> _WHAT THE EXERCISE ASKS_: Go through the listing and pick out each line with the word "Bussy" in it.

> _Saved entries_:
:::::
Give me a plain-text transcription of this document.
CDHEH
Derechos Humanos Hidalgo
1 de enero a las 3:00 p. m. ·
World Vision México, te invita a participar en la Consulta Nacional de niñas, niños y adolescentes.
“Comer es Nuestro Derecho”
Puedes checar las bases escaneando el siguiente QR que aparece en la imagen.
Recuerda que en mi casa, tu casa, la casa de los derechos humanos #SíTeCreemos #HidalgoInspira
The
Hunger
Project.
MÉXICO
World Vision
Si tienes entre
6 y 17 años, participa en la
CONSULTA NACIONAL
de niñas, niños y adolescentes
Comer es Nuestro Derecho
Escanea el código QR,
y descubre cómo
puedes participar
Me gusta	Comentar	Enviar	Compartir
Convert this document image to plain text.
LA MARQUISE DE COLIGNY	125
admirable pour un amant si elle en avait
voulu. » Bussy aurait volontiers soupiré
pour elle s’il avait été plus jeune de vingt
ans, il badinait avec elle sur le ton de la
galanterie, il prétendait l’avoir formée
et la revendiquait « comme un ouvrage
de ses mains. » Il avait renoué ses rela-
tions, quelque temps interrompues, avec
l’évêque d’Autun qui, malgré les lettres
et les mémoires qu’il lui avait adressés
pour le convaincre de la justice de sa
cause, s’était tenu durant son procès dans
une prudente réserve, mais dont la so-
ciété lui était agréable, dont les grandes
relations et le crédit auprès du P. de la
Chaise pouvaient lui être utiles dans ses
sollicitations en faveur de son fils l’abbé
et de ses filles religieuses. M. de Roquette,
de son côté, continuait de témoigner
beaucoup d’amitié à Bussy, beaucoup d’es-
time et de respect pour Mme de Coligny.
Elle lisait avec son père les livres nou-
:::::
> _ANSWER FOR THIS EXERCISE_:
voulu. » Bussy aurait volontiers soupiré
beaucoup d’amitié à Bussy, beaucoup d’es-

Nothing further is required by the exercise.